> **AIM**: Keep only the lines that hold the string "苏州市人民政府关于调整人才落户相关政策的通知", filtering out the rest of the entries below.

(begin)

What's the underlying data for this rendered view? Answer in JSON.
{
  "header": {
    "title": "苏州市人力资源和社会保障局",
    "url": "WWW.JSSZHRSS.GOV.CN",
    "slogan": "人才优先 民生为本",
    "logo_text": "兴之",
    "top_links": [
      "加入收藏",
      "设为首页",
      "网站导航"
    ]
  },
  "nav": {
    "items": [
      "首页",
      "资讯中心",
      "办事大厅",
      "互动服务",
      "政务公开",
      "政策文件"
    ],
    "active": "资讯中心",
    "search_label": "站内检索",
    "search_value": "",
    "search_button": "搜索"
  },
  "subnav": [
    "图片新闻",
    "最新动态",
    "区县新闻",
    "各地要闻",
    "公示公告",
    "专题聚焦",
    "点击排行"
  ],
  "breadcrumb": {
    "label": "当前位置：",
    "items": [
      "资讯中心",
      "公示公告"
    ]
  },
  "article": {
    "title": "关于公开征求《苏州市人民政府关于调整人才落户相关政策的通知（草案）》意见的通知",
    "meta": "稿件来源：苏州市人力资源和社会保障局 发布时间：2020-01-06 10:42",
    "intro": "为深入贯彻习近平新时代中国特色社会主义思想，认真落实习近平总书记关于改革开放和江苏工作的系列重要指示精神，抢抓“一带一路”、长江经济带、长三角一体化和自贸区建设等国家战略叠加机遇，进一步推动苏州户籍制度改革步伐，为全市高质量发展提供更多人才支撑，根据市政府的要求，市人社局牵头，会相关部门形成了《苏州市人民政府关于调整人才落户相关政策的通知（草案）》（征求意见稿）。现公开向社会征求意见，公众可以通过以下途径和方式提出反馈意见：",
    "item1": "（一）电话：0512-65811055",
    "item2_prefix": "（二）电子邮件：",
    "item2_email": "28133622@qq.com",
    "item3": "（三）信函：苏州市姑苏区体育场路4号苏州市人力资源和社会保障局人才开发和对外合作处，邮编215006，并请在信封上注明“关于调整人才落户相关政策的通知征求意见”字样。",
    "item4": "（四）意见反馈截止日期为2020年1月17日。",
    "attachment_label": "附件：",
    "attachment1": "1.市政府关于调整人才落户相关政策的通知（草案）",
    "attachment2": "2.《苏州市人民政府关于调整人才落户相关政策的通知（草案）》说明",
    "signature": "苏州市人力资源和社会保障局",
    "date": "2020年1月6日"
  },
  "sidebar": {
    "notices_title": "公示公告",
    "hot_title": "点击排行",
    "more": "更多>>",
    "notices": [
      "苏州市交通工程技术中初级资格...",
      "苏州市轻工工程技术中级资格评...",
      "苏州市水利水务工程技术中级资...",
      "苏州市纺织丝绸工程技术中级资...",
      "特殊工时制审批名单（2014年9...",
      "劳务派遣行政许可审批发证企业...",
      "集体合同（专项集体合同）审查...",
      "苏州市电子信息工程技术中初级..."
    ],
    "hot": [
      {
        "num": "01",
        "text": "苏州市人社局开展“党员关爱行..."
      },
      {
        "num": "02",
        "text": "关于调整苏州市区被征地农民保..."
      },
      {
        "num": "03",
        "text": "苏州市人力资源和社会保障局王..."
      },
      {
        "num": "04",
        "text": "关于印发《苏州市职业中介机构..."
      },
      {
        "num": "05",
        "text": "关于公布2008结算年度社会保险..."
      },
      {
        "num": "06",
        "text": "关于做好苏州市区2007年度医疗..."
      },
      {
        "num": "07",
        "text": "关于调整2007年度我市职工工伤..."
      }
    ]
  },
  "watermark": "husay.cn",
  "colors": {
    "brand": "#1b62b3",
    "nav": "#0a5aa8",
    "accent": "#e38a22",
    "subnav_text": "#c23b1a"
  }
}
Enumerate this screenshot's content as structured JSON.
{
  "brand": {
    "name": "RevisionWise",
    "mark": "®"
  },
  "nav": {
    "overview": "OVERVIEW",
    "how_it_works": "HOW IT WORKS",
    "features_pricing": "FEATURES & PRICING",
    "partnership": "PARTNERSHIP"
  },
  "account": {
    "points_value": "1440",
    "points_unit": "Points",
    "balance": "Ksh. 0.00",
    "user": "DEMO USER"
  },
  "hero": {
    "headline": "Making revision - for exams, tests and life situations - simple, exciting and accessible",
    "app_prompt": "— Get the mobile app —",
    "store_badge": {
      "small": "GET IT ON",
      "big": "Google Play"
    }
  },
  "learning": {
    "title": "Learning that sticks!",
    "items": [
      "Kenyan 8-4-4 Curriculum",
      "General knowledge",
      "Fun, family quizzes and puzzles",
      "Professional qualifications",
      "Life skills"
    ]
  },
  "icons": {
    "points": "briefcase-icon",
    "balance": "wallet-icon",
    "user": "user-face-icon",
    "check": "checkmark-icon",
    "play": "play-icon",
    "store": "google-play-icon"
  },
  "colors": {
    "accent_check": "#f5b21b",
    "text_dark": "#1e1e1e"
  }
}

(end)
(begin)

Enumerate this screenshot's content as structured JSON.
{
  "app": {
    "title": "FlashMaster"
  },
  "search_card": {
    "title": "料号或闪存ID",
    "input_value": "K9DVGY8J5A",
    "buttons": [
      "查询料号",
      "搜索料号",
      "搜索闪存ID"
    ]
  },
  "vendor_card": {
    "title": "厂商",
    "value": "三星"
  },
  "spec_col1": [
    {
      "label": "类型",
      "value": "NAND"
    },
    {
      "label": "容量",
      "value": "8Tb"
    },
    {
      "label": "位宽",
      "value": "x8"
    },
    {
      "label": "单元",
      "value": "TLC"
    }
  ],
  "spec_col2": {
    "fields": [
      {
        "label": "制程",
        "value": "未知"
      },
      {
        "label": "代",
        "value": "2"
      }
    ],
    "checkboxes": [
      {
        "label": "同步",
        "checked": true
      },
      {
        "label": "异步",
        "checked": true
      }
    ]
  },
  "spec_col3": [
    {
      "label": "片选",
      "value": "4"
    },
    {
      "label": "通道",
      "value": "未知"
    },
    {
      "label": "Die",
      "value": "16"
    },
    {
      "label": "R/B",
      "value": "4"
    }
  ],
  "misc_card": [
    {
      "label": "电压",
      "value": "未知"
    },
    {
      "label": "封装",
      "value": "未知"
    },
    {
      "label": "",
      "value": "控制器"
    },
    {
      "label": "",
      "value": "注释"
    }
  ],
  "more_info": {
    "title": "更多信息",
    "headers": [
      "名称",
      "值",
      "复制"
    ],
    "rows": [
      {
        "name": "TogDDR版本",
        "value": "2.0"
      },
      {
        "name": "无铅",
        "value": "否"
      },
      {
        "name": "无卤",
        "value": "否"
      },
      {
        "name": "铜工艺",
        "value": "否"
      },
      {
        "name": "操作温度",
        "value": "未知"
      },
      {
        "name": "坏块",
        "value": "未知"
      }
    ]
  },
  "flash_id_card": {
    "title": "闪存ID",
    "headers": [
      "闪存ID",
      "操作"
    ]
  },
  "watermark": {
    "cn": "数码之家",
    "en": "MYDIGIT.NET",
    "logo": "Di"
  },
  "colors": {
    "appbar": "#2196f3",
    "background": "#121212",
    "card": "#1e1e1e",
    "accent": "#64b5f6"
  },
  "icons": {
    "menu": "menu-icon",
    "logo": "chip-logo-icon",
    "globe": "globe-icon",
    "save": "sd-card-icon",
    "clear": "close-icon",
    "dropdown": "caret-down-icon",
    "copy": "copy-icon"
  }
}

(end)

> **WRITTEN ANSWER**:
    "title": "关于公开征求《苏州市人民政府关于调整人才落户相关政策的通知（草案）》意见的通知",
    "intro": "为深入贯彻习近平新时代中国特色社会主义思想，认真落实习近平总书记关于改革开放和江苏工作的系列重要指示精神，抢抓“一带一路”、长江经济带、长三角一体化和自贸区建设等国家战略叠加机遇，进一步推动苏州户籍制度改革步伐，为全市高质量发展提供更多人才支撑，根据市政府的要求，市人社局牵头，会相关部门形成了《苏州市人民政府关于调整人才落户相关政策的通知（草案）》（征求意见稿）。现公开向社会征求意见，公众可以通过以下途径和方式提出反馈意见：",
    "attachment2": "2.《苏州市人民政府关于调整人才落户相关政策的通知（草案）》说明",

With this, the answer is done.